→ **STATED GOAL**: Return every line below in which "less" appears.

Stored data
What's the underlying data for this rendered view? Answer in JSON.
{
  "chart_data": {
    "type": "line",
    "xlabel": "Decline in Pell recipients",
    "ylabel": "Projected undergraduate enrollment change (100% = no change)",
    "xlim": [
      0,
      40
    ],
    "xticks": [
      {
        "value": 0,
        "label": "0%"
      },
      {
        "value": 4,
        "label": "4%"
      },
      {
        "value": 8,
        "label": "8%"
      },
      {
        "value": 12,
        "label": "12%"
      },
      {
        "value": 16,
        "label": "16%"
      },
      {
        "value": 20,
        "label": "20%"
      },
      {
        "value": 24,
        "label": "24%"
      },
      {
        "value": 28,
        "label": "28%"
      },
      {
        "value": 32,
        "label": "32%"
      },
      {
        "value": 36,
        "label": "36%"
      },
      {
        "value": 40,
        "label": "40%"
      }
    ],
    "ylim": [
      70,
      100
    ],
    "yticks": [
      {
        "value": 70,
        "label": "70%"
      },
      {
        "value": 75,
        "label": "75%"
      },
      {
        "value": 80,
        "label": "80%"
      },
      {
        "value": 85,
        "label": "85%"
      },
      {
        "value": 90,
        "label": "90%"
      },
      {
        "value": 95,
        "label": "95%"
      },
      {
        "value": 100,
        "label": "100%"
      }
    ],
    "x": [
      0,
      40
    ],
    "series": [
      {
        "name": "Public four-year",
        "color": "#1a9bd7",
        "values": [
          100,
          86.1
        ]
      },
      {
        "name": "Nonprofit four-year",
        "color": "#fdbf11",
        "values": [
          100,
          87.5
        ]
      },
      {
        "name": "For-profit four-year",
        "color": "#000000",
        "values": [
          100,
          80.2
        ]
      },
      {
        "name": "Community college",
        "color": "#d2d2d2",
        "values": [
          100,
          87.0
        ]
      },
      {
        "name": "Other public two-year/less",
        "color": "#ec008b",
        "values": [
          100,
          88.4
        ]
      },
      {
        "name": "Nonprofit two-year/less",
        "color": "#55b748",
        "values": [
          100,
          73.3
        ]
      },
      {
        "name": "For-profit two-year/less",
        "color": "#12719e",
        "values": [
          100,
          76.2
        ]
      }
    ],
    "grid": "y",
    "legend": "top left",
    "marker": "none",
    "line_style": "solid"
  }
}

→ **SOLUTION**:
        "name": "Other public two-year/less",
        "name": "Nonprofit two-year/less",
        "name": "For-profit two-year/less",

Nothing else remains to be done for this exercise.